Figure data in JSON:
----------
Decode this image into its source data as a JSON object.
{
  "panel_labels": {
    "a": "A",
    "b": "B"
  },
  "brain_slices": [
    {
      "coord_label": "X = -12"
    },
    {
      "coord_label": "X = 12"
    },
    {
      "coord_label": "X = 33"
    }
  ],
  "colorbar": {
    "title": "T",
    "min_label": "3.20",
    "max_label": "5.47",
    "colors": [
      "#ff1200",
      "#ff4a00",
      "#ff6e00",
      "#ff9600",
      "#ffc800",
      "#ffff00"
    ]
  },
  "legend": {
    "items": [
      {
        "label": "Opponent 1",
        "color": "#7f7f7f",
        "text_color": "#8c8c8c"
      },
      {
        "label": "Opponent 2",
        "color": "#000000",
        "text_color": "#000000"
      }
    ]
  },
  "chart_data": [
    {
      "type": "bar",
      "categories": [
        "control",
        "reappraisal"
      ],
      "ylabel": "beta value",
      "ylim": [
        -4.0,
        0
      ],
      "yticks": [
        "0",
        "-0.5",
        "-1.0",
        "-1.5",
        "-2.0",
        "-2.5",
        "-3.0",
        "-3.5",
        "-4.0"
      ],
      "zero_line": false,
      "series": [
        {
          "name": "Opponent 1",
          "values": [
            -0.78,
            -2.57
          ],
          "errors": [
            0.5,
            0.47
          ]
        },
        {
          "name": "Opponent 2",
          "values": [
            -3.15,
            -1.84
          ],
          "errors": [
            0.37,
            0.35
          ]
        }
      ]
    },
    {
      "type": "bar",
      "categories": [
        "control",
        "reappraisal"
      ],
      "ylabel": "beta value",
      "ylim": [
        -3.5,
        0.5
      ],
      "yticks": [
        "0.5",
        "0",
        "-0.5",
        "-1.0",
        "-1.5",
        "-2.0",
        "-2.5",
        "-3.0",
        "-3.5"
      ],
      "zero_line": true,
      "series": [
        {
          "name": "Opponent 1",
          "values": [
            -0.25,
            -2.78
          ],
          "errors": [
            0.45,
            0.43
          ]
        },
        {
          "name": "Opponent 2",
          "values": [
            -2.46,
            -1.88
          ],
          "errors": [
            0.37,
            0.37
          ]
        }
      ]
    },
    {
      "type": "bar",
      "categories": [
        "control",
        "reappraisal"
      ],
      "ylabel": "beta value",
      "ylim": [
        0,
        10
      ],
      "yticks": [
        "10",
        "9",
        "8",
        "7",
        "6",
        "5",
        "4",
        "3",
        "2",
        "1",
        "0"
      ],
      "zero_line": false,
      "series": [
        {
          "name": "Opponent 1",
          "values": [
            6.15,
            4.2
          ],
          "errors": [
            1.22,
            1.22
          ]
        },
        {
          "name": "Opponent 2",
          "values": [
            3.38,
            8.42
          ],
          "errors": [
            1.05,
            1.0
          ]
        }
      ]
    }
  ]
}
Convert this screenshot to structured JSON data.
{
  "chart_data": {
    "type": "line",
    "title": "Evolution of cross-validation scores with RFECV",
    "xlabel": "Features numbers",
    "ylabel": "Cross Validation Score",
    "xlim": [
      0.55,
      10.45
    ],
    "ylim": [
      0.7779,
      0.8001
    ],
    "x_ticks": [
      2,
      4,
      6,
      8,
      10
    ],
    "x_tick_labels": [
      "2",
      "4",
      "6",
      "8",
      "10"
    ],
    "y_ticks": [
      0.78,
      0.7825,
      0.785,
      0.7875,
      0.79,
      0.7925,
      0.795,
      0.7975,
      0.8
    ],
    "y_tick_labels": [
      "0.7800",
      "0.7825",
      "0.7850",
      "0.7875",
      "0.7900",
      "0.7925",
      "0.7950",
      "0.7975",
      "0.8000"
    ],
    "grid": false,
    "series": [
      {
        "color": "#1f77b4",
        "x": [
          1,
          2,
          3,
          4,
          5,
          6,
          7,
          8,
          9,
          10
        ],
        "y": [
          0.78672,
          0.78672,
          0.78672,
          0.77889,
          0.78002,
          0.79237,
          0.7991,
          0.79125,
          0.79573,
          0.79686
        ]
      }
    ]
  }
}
----------
Exercise task ▸ Your task is to repeat every entry exactly.

Complete response ▸
Decode this image into its source data as a JSON object.
{
  "panel_labels": {
    "a": "A",
    "b": "B"
  },
  "brain_slices": [
    {
      "coord_label": "X = -12"
    },
    {
      "coord_label": "X = 12"
    },
    {
      "coord_label": "X = 33"
    }
  ],
  "colorbar": {
    "title": "T",
    "min_label": "3.20",
    "max_label": "5.47",
    "colors": [
      "#ff1200",
      "#ff4a00",
      "#ff6e00",
      "#ff9600",
      "#ffc800",
      "#ffff00"
    ]
  },
  "legend": {
    "items": [
      {
        "label": "Opponent 1",
        "color": "#7f7f7f",
        "text_color": "#8c8c8c"
      },
      {
        "label": "Opponent 2",
        "color": "#000000",
        "text_color": "#000000"
      }
    ]
  },
  "chart_data": [
    {
      "type": "bar",
      "categories": [
        "control",
        "reappraisal"
      ],
      "ylabel": "beta value",
      "ylim": [
        -4.0,
        0
      ],
      "yticks": [
        "0",
        "-0.5",
        "-1.0",
        "-1.5",
        "-2.0",
        "-2.5",
        "-3.0",
        "-3.5",
        "-4.0"
      ],
      "zero_line": false,
      "series": [
        {
          "name": "Opponent 1",
          "values": [
            -0.78,
            -2.57
          ],
          "errors": [
            0.5,
            0.47
          ]
        },
        {
          "name": "Opponent 2",
          "values": [
            -3.15,
            -1.84
          ],
          "errors": [
            0.37,
            0.35
          ]
        }
      ]
    },
    {
      "type": "bar",
      "categories": [
        "control",
        "reappraisal"
      ],
      "ylabel": "beta value",
      "ylim": [
        -3.5,
        0.5
      ],
      "yticks": [
        "0.5",
        "0",
        "-0.5",
        "-1.0",
        "-1.5",
        "-2.0",
        "-2.5",
        "-3.0",
        "-3.5"
      ],
      "zero_line": true,
      "series": [
        {
          "name": "Opponent 1",
          "values": [
            -0.25,
            -2.78
          ],
          "errors": [
            0.45,
            0.43
          ]
        },
        {
          "name": "Opponent 2",
          "values": [
            -2.46,
            -1.88
          ],
          "errors": [
            0.37,
            0.37
          ]
        }
      ]
    },
    {
      "type": "bar",
      "categories": [
        "control",
        "reappraisal"
      ],
      "ylabel": "beta value",
      "ylim": [
        0,
        10
      ],
      "yticks": [
        "10",
        "9",
        "8",
        "7",
        "6",
        "5",
        "4",
        "3",
        "2",
        "1",
        "0"
      ],
      "zero_line": false,
      "series": [
        {
          "name": "Opponent 1",
          "values": [
            6.15,
            4.2
          ],
          "errors": [
            1.22,
            1.22
          ]
        },
        {
          "name": "Opponent 2",
          "values": [
            3.38,
            8.42
          ],
          "errors": [
            1.05,
            1.0
          ]
        }
      ]
    }
  ]
}
Convert this screenshot to structured JSON data.
{
  "chart_data": {
    "type": "line",
    "title": "Evolution of cross-validation scores with RFECV",
    "xlabel": "Features numbers",
    "ylabel": "Cross Validation Score",
    "xlim": [
      0.55,
      10.45
    ],
    "ylim": [
      0.7779,
      0.8001
    ],
    "x_ticks": [
      2,
      4,
      6,
      8,
      10
    ],
    "x_tick_labels": [
      "2",
      "4",
      "6",
      "8",
      "10"
    ],
    "y_ticks": [
      0.78,
      0.7825,
      0.785,
      0.7875,
      0.79,
      0.7925,
      0.795,
      0.7975,
      0.8
    ],
    "y_tick_labels": [
      "0.7800",
      "0.7825",
      "0.7850",
      "0.7875",
      "0.7900",
      "0.7925",
      "0.7950",
      "0.7975",
      "0.8000"
    ],
    "grid": false,
    "series": [
      {
        "color": "#1f77b4",
        "x": [
          1,
          2,
          3,
          4,
          5,
          6,
          7,
          8,
          9,
          10
        ],
        "y": [
          0.78672,
          0.78672,
          0.78672,
          0.77889,
          0.78002,
          0.79237,
          0.7991,
          0.79125,
          0.79573,
          0.79686
        ]
      }
    ]
  }
}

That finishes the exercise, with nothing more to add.